- TEXT PASSAGE
— begin —
Notable cases: Tatel has written several opinions that have gone on to become blockbusters at the Supreme Court, including an important test of the Voting Rights Act heard just last week. Tatel wrote 161 pages for a unanimous panel, upholding Section 5 of the act from a constitutional challenge. The Supreme Court has yet to decide that case. In 2005, he voted to uphold a lower court’s contempt decision against New York Times reporter Judith Miller, finding the grand jury’s need for Miller’s testimony outweighed the burden of disclosure on newsgathering. He wrote, “[J]ust as attorney-client communications ‘made for the purpose of getting advice for the commission of a fraud or crime’ serve no public interest and receive no privilege … neither should courts protect sources whose leaks harm national security while providing minimal benefit to public debate.” In a landmark environmental case from 2005, Tatel’s dissent was vindicated when the Supreme Court found that the EPA had failed to comply with the mandate of the Clean Air Act when it refused to regulate greenhouse gas emissions. In 2003, Tatel also dissented in an important war on terror case when he sided with those seeking, though a FOIA request, the names of post-9/11 detainees and their attorneys. Tatel, dissenting from the majority’s opinion denying the request, wrote that the “court’s uncritical deference to the government’s vague, poorly explained arguments for withholding [information] as well as its willingness to fill in the factual and logical gaps in the government’s case, eviscerates both FOIA itself and the principles of openness in government that FOIA embodies.” (Disclosure: Tatel is an acquaitance of Dahlia Lithwick’s.)

Lisa Madigan, 42, is a rising star in Illinois politics, a friend and former colleague of Barack Obama’s from the Illinois state Senate, and the current attorney general of the state. She is said to be considering a run for governor, and the New York Times named her among a roster of down-the-road candidates for the first female president.

Consider this for Madigan’s column: She successfully argued a case before the Supreme Court, the first attorney general to personally do so in 25 years—while seven months pregnant. The case, Illinois v. Caballes, gave police the authority to use drug-sniffing dogs on the outside of a stopped vehicle without a warrant or reason to suspect possession.

As Law.com notes, Madigan has other serious law-and-order bona fides, such as advocating for stricter supervision and registration of sex offenders, stronger methamphetamine laws, and scrutiny of the state’s gaming industry. Prior to joining the state senate, Madigan specialized in employment law at a Chicago firm and as attorney general filed an amicus brief in support of the University of Michigan’s affirmative action policy in Grutter v. Bollinger. She also challenged former Illinois Gov. George Ryan’s commutation of 32 death row inmates on legal grounds—and lost—and recently came under fire for not aggressively investigating 25 cases relating to a Chicago police commander accused of torture.

Like Obama, Madigan has a background in community organizing. She also taught young women in South Africa during apartheid.
— end —
- THE TASKS
[a] Answer each question from the passage on Tatel and Madigan.
(i) How many pages did Tatel write for the unanimous panel that upheld Section 5 of the Voting Rights Act?
(ii) What is the name of the case Madigan argued before the Supreme Court?
(iii) In which country did Madigan teach young women during apartheid?
[b] From the passage on Tatel and Madigan, return the text between "Lisa Madigan, 42, is" and "to suspect possession.", inclusive.
[c] Condense the paragraph of the passage on Tatel and Madigan that begins "As Law.com notes" into a bulleted list that keeps its main facts.

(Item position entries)
— begin —
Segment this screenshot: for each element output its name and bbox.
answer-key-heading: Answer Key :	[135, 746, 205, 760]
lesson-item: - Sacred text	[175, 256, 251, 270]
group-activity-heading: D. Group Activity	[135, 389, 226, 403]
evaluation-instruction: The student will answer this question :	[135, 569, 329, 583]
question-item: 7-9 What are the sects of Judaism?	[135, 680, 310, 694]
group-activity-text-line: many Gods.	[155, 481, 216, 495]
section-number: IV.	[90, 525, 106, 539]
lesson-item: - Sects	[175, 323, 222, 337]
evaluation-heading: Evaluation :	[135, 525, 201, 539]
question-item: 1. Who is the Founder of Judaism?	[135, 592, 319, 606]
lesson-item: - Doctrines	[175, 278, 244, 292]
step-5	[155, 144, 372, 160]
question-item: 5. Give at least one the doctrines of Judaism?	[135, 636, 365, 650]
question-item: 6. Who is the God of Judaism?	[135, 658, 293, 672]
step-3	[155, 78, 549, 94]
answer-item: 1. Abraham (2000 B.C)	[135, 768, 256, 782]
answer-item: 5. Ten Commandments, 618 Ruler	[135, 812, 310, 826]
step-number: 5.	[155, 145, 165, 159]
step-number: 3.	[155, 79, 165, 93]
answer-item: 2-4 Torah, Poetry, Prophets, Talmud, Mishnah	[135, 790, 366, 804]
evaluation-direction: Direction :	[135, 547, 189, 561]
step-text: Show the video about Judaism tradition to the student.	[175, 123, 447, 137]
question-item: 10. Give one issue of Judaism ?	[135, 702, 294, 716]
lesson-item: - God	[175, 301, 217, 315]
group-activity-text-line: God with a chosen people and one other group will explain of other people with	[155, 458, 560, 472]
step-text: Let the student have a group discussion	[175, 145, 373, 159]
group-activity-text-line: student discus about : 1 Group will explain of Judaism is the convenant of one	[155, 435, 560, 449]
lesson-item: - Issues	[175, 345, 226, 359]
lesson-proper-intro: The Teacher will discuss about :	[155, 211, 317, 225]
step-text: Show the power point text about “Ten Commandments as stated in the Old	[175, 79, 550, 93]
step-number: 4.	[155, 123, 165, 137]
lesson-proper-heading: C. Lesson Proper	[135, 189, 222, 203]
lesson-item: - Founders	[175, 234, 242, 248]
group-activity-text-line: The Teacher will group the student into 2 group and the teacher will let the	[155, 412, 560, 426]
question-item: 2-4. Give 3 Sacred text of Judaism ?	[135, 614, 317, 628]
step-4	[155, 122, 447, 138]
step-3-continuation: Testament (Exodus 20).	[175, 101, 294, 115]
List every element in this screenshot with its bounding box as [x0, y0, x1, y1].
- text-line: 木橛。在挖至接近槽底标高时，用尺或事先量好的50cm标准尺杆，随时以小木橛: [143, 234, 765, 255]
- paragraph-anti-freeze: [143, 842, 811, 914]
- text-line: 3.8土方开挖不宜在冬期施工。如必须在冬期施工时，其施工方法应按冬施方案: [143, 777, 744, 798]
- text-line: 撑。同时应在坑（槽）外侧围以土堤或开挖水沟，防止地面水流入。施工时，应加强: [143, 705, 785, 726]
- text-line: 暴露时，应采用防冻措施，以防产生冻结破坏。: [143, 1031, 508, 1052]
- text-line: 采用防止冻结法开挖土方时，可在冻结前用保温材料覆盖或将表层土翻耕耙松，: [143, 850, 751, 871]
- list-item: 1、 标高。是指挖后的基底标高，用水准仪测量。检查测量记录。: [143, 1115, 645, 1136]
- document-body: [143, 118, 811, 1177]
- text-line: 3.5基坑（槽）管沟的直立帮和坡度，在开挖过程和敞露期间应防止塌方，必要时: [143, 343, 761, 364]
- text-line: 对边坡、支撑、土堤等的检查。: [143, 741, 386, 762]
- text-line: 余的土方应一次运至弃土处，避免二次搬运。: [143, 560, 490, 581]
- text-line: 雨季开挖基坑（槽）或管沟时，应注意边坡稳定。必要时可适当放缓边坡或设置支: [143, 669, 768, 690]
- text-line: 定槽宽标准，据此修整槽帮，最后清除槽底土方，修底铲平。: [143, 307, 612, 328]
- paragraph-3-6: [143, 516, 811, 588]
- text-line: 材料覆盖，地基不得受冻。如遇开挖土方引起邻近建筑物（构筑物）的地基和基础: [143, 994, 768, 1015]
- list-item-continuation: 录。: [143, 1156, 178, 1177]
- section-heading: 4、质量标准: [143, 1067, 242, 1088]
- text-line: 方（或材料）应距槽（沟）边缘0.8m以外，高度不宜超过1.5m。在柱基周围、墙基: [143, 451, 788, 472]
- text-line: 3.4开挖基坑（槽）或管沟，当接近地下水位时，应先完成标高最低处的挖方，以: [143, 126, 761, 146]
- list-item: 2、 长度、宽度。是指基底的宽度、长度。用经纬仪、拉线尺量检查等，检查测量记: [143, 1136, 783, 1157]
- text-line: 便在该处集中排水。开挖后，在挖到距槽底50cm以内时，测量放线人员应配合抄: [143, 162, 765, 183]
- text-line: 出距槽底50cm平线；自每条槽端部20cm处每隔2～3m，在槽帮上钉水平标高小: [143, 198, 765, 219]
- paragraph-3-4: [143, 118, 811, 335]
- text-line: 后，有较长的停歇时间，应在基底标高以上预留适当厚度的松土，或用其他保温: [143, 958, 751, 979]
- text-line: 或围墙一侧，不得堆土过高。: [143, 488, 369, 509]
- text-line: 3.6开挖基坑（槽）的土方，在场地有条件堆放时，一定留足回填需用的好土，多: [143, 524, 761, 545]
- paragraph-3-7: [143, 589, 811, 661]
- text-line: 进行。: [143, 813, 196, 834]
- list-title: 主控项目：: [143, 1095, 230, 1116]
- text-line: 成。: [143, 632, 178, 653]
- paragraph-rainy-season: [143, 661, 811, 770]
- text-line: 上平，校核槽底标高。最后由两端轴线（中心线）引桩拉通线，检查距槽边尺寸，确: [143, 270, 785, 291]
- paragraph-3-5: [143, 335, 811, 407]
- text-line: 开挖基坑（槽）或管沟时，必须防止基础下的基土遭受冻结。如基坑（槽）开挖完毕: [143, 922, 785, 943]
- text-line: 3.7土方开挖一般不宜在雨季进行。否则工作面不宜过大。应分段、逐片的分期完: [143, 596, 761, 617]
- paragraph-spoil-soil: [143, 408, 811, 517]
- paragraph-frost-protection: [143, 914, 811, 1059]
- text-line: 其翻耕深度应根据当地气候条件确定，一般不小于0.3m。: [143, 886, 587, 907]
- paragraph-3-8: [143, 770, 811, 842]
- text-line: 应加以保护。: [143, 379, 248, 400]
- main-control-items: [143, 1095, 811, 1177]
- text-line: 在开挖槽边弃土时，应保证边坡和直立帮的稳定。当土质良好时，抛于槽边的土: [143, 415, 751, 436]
— end —
- TASK SOLUTIONS
[a]
(i) 161 pages
(ii) Illinois v. Caballes
(iii) South Africa

[b]
Lisa Madigan, 42, is a rising star in Illinois politics, a friend and former colleague of Barack Obama’s from the Illinois state Senate, and the current attorney general of the state. She is said to be considering a run for governor, and the New York Times named her among a roster of down-the-road candidates for the first female president.

Consider this for Madigan’s column: She successfully argued a case before the Supreme Court, the first attorney general to personally do so in 25 years—while seven months pregnant. The case, Illinois v. Caballes, gave police the authority to use drug-sniffing dogs on the outside of a stopped vehicle without a warrant or reason to suspect possession.

[c]
- Madigan has law-and-order credentials: she has pushed for stricter supervision and registration of sex offenders, stronger methamphetamine laws, and scrutiny of the state's gaming industry.
- Before joining the state senate, she specialized in employment law at a Chicago firm.
- As attorney general, she filed an amicus brief in Grutter v. Bollinger supporting the University of Michigan's affirmative action policy.
- She challenged former Gov. George Ryan's commutation of 32 death row inmates on legal grounds and lost.
- She recently drew criticism for not aggressively investigating 25 cases tied to a Chicago police commander accused of torture.